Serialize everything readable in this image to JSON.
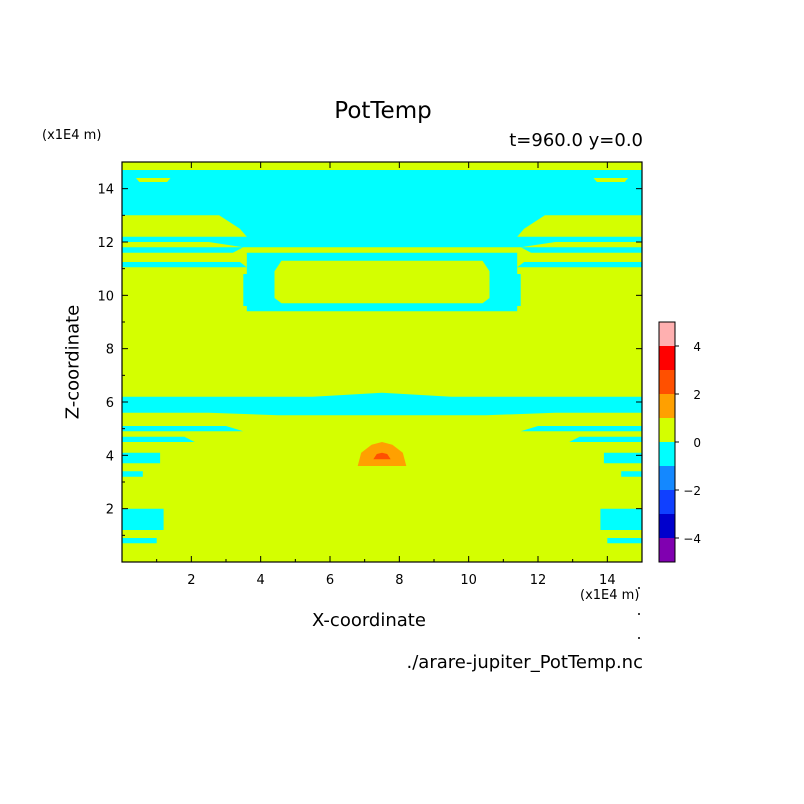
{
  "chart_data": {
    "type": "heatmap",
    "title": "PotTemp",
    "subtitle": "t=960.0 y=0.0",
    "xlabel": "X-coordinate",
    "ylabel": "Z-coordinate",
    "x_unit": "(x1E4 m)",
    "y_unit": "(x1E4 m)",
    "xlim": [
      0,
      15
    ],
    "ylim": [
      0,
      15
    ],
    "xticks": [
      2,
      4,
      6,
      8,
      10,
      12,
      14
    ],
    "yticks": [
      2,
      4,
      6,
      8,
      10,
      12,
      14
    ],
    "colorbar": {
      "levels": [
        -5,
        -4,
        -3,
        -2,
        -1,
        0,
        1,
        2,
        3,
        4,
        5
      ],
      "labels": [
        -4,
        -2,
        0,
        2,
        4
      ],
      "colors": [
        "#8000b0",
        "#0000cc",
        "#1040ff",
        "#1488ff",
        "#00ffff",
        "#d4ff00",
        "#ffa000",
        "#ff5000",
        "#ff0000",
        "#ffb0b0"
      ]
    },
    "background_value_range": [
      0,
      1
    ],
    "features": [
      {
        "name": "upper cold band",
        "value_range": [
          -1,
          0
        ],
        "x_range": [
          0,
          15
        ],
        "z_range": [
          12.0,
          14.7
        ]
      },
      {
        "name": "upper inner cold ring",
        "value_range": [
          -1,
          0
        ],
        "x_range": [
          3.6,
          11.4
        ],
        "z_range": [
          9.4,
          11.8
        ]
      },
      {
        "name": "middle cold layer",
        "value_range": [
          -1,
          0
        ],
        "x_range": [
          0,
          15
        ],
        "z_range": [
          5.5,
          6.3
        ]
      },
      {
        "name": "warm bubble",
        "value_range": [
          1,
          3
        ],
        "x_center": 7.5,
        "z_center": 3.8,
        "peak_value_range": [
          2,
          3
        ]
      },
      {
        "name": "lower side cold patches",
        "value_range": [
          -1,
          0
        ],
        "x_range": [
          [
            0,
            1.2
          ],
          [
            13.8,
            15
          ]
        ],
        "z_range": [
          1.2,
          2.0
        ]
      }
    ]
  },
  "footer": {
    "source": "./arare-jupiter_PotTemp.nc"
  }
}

****************

TO DO: Omit the pictures and give the material again, exactly and in full.

SOLVED EXERCISE:
Serialize everything readable in this image to JSON.
{
  "chart_data": {
    "type": "heatmap",
    "title": "PotTemp",
    "subtitle": "t=960.0 y=0.0",
    "xlabel": "X-coordinate",
    "ylabel": "Z-coordinate",
    "x_unit": "(x1E4 m)",
    "y_unit": "(x1E4 m)",
    "xlim": [
      0,
      15
    ],
    "ylim": [
      0,
      15
    ],
    "xticks": [
      2,
      4,
      6,
      8,
      10,
      12,
      14
    ],
    "yticks": [
      2,
      4,
      6,
      8,
      10,
      12,
      14
    ],
    "colorbar": {
      "levels": [
        -5,
        -4,
        -3,
        -2,
        -1,
        0,
        1,
        2,
        3,
        4,
        5
      ],
      "labels": [
        -4,
        -2,
        0,
        2,
        4
      ],
      "colors": [
        "#8000b0",
        "#0000cc",
        "#1040ff",
        "#1488ff",
        "#00ffff",
        "#d4ff00",
        "#ffa000",
        "#ff5000",
        "#ff0000",
        "#ffb0b0"
      ]
    },
    "background_value_range": [
      0,
      1
    ],
    "features": [
      {
        "name": "upper cold band",
        "value_range": [
          -1,
          0
        ],
        "x_range": [
          0,
          15
        ],
        "z_range": [
          12.0,
          14.7
        ]
      },
      {
        "name": "upper inner cold ring",
        "value_range": [
          -1,
          0
        ],
        "x_range": [
          3.6,
          11.4
        ],
        "z_range": [
          9.4,
          11.8
        ]
      },
      {
        "name": "middle cold layer",
        "value_range": [
          -1,
          0
        ],
        "x_range": [
          0,
          15
        ],
        "z_range": [
          5.5,
          6.3
        ]
      },
      {
        "name": "warm bubble",
        "value_range": [
          1,
          3
        ],
        "x_center": 7.5,
        "z_center": 3.8,
        "peak_value_range": [
          2,
          3
        ]
      },
      {
        "name": "lower side cold patches",
        "value_range": [
          -1,
          0
        ],
        "x_range": [
          [
            0,
            1.2
          ],
          [
            13.8,
            15
          ]
        ],
        "z_range": [
          1.2,
          2.0
        ]
      }
    ]
  },
  "footer": {
    "source": "./arare-jupiter_PotTemp.nc"
  }
}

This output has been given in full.